Exercise description:
Which lines of the records contain "SRMTID"? Collect every one of them.

-- Start of Records to process --

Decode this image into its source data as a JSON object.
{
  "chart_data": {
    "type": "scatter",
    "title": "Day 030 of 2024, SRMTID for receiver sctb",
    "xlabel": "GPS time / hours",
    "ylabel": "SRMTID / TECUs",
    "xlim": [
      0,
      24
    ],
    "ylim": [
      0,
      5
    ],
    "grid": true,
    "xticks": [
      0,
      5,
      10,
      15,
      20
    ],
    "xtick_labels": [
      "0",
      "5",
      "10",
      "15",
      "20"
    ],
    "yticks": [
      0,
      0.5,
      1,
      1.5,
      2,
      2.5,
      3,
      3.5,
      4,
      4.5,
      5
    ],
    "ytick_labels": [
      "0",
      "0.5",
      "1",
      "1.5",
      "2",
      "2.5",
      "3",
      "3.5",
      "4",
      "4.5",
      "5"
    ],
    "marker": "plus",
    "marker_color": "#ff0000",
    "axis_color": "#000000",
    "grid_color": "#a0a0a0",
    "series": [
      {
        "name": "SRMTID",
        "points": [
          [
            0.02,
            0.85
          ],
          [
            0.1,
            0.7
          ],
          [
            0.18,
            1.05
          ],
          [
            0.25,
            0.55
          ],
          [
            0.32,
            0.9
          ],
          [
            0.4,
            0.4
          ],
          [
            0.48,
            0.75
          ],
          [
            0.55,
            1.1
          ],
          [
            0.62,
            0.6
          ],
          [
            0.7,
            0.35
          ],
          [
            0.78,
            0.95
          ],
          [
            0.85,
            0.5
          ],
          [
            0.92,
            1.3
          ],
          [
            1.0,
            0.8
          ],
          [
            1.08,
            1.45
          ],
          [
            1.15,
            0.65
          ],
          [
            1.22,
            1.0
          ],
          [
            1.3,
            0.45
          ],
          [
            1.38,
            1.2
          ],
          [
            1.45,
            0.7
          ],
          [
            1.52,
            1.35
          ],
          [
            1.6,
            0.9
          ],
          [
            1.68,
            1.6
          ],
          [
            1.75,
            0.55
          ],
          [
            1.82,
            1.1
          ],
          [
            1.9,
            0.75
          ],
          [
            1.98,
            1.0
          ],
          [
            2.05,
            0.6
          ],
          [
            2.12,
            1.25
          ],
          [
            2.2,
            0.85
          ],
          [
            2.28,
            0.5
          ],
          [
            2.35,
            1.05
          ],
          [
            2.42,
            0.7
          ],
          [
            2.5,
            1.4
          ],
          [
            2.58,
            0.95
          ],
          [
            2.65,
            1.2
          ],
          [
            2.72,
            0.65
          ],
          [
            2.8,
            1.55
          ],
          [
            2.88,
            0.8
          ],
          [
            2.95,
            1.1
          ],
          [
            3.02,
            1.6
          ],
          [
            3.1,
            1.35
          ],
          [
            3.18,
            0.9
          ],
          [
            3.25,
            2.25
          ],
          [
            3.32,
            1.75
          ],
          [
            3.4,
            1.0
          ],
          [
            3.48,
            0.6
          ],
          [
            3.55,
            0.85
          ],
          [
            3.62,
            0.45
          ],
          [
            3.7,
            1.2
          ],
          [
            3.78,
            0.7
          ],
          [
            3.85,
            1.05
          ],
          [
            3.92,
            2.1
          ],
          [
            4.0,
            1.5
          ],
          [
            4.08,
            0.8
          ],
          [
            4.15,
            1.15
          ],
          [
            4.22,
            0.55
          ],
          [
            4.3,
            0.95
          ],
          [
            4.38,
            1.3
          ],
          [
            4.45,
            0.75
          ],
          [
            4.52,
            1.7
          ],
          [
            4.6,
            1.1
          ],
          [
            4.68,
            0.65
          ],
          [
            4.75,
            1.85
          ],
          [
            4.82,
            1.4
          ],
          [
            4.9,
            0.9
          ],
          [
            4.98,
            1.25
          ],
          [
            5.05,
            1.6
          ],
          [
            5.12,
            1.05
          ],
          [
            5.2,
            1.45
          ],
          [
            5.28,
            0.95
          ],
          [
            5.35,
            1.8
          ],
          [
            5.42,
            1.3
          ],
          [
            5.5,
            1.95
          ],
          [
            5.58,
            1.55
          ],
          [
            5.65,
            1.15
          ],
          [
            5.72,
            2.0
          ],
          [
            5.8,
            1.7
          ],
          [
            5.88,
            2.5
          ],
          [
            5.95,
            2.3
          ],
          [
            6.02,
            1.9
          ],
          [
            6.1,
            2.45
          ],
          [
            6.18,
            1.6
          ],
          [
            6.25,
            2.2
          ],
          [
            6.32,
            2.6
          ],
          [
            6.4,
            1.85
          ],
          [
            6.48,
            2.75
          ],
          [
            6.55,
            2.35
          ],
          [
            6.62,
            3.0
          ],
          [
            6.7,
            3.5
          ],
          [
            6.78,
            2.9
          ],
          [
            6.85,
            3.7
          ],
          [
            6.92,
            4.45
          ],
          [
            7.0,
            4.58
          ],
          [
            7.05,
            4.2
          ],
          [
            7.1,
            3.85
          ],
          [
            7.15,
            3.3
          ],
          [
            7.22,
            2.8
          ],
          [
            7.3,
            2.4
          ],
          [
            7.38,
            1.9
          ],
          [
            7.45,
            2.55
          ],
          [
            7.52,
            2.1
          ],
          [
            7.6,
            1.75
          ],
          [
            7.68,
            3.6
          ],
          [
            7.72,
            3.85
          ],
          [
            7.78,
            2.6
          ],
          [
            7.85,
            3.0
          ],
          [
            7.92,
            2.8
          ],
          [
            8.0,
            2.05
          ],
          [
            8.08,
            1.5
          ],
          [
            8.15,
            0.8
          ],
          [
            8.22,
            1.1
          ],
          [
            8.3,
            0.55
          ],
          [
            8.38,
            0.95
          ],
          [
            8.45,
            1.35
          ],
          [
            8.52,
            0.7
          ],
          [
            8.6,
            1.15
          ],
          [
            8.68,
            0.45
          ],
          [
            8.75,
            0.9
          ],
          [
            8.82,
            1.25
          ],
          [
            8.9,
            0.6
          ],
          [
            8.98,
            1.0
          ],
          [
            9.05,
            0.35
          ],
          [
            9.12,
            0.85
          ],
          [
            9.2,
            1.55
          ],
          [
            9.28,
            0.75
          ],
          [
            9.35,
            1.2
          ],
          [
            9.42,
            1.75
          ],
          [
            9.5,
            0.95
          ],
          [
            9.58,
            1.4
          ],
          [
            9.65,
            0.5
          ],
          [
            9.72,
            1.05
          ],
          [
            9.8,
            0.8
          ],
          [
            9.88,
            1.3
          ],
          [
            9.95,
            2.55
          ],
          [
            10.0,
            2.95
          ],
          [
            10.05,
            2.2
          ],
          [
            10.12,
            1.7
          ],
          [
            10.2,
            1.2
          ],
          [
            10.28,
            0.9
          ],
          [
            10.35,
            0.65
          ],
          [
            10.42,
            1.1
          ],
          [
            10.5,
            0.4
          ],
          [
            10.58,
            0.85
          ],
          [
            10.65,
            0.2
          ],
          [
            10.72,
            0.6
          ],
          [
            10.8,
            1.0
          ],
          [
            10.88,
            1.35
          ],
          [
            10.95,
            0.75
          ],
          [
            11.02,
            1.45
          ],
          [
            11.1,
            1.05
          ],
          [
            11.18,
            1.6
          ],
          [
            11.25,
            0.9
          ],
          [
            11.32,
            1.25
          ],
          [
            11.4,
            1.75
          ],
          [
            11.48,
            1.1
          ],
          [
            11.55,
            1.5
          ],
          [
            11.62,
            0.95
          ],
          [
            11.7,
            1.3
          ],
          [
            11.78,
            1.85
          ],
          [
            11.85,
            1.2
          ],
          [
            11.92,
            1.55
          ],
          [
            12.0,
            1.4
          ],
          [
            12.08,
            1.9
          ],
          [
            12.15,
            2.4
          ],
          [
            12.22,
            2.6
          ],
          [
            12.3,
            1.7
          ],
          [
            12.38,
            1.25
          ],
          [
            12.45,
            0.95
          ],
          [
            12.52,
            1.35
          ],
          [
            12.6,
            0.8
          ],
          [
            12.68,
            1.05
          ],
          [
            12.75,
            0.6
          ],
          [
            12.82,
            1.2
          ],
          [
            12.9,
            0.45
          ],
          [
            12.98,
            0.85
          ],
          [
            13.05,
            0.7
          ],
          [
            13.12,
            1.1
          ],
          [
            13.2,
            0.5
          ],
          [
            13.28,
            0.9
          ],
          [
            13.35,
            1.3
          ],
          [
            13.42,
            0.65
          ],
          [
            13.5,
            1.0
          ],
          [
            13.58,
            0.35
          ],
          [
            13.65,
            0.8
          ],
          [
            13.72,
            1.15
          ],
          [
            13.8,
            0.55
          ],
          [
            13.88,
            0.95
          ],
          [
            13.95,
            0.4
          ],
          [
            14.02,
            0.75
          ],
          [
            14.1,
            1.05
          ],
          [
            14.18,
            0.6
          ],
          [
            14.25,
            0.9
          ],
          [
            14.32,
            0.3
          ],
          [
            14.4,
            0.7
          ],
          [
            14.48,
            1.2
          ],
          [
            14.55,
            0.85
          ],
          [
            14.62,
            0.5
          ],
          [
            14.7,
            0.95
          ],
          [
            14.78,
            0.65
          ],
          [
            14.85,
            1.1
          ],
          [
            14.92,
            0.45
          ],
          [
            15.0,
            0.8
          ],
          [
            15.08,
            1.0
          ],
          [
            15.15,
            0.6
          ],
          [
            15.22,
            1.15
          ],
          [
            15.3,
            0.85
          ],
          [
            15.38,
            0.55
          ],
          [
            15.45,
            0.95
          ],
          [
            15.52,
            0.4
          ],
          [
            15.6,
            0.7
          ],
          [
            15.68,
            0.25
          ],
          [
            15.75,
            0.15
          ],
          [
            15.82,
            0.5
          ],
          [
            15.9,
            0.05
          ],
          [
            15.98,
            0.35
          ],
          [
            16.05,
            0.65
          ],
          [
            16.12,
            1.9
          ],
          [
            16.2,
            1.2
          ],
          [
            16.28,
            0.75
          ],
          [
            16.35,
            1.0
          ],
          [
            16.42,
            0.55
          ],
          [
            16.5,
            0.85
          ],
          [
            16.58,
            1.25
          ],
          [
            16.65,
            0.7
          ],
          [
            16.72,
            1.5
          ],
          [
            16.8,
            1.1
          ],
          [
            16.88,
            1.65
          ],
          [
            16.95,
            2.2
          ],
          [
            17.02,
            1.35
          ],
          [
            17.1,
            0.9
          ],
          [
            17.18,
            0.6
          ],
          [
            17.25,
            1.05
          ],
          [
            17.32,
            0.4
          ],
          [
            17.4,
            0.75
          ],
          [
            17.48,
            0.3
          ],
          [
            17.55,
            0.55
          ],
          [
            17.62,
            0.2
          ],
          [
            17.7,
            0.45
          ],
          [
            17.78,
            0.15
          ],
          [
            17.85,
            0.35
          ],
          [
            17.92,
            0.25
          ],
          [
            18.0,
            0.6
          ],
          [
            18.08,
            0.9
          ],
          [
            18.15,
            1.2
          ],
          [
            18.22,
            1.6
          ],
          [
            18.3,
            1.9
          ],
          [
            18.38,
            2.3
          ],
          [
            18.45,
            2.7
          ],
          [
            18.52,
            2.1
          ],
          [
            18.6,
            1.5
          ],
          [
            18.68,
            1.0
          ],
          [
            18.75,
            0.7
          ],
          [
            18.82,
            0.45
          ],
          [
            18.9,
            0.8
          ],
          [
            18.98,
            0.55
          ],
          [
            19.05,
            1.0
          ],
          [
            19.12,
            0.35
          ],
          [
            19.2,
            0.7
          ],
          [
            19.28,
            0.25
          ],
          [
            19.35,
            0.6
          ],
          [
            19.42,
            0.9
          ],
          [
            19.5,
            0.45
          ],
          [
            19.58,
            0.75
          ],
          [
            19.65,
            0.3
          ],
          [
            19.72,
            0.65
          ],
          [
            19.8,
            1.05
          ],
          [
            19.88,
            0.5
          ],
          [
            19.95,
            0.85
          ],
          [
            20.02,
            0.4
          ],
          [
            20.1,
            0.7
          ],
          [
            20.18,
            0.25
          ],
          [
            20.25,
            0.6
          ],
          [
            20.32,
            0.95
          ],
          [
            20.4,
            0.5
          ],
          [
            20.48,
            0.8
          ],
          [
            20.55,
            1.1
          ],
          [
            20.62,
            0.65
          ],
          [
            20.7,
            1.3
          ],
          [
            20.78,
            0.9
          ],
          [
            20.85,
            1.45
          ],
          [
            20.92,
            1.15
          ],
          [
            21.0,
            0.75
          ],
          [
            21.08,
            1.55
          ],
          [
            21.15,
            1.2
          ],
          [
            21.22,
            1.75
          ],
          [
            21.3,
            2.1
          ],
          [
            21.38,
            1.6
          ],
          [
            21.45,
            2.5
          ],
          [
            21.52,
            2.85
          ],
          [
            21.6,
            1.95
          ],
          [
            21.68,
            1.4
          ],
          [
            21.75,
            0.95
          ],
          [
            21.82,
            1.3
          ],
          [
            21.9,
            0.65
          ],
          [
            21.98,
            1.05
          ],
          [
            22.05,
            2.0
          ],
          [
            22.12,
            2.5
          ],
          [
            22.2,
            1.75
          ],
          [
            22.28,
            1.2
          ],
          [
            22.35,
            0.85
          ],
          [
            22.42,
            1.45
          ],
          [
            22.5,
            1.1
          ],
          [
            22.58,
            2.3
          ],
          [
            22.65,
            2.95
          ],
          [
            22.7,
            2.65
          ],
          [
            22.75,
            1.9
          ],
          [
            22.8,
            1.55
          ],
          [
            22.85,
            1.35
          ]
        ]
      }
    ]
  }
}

-- End of Records to process --

Solution to the problem:
    "title": "Day 030 of 2024, SRMTID for receiver sctb",
    "ylabel": "SRMTID / TECUs",
        "name": "SRMTID",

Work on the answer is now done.